== GIVEN EXERCISE ==
Copy each line of the records that holds the string "عينية".

Stored data:

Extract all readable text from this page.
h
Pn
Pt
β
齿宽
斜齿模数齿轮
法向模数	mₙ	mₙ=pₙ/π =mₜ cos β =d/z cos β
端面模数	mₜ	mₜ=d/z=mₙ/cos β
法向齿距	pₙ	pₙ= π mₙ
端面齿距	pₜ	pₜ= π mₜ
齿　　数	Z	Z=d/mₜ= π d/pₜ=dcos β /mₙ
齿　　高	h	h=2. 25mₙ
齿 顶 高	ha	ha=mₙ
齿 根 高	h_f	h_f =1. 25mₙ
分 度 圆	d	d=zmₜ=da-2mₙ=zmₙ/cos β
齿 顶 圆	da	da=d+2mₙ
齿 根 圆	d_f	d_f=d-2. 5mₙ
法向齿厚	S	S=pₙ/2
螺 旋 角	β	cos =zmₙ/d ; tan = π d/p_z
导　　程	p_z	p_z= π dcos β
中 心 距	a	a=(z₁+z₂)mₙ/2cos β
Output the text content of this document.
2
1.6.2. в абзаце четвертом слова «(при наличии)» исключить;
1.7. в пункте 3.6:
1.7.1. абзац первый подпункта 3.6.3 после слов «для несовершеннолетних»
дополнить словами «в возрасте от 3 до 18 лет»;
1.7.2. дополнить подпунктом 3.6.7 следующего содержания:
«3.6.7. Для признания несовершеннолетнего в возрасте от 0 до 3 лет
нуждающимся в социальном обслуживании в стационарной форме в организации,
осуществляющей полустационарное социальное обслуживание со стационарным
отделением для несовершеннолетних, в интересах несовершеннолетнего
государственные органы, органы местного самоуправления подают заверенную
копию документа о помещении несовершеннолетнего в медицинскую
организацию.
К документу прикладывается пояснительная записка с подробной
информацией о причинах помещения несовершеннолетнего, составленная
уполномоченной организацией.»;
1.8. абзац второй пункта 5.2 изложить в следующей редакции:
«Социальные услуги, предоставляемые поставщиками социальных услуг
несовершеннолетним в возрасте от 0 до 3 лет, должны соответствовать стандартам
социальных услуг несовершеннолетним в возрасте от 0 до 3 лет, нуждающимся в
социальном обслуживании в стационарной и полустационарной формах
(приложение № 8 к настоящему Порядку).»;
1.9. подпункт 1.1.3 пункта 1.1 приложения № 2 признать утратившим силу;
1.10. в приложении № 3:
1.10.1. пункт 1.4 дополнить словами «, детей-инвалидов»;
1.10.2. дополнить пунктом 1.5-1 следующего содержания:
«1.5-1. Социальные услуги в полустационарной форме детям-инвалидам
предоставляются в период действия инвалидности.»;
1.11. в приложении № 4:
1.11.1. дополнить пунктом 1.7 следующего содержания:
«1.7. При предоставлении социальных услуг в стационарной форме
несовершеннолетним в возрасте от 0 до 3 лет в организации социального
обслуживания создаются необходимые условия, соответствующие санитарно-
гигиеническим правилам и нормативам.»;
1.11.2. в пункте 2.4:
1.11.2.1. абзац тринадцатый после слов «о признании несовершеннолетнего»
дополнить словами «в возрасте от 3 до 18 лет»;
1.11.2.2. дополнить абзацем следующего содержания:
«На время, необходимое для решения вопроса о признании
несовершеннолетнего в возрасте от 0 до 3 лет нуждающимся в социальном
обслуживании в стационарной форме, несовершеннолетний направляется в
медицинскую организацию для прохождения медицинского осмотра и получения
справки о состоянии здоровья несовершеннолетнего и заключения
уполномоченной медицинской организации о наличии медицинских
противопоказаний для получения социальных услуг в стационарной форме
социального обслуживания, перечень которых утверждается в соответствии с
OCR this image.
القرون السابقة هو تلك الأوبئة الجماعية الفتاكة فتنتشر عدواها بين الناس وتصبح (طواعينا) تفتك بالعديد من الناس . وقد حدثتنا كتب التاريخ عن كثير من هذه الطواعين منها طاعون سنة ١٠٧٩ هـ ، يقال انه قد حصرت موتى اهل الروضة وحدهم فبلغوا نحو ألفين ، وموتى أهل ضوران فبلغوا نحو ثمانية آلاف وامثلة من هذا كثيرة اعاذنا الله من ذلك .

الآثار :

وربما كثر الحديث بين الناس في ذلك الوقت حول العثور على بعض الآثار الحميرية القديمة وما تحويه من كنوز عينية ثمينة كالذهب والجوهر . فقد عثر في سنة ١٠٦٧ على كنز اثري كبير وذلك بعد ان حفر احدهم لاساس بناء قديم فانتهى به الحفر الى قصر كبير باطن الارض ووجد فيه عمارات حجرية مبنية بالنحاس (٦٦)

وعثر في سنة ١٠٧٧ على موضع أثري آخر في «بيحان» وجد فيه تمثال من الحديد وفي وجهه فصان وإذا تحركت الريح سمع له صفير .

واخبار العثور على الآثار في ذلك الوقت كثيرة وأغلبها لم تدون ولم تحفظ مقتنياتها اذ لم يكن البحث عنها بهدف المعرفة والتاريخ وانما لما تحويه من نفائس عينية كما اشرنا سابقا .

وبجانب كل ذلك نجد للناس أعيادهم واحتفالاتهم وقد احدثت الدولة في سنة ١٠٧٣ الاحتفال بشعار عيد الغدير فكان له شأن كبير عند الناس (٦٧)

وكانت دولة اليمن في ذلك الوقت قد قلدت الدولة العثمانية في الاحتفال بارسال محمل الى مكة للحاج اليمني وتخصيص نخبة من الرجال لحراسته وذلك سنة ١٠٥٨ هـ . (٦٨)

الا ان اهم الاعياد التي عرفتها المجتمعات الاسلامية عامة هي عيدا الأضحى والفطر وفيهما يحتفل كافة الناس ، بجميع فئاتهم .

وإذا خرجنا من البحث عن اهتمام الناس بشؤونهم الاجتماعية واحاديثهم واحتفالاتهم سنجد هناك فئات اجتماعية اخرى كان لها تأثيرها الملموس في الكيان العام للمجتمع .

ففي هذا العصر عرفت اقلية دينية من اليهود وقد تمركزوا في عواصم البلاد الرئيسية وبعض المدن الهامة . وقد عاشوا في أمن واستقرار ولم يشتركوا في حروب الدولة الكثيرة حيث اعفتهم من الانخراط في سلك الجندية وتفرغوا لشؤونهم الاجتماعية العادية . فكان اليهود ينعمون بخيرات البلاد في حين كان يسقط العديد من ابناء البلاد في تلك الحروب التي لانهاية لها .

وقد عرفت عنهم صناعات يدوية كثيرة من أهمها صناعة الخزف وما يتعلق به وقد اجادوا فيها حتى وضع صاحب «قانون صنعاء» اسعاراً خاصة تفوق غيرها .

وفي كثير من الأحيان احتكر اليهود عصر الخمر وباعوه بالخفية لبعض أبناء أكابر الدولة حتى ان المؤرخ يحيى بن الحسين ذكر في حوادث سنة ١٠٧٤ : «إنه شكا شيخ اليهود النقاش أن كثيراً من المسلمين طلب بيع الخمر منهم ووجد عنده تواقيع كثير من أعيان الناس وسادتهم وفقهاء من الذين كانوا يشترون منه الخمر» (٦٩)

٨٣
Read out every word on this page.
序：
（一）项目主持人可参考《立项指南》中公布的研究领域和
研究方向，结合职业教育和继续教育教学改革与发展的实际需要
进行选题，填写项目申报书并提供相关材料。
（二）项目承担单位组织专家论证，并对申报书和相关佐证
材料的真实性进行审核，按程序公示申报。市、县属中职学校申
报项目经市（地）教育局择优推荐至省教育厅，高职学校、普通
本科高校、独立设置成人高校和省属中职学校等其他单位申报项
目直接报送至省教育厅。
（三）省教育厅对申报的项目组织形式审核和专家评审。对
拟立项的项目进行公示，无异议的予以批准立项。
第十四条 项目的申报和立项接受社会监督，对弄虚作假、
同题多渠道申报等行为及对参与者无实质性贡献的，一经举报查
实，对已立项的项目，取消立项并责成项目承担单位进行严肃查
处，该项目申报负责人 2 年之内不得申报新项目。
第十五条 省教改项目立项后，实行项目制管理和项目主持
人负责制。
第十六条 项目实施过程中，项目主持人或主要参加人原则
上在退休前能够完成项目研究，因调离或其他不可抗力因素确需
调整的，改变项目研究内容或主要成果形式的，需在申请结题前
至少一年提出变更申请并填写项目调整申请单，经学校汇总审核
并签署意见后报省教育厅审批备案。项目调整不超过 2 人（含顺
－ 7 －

== RESPONSE TO THE EXERCISE ==
وربما كثر الحديث بين الناس في ذلك الوقت حول العثور على بعض الآثار الحميرية القديمة وما تحويه من كنوز عينية ثمينة كالذهب والجوهر . فقد عثر في سنة ١٠٦٧ على كنز اثري كبير وذلك بعد ان حفر احدهم لاساس بناء قديم فانتهى به الحفر الى قصر كبير باطن الارض ووجد فيه عمارات حجرية مبنية بالنحاس (٦٦)
واخبار العثور على الآثار في ذلك الوقت كثيرة وأغلبها لم تدون ولم تحفظ مقتنياتها اذ لم يكن البحث عنها بهدف المعرفة والتاريخ وانما لما تحويه من نفائس عينية كما اشرنا سابقا .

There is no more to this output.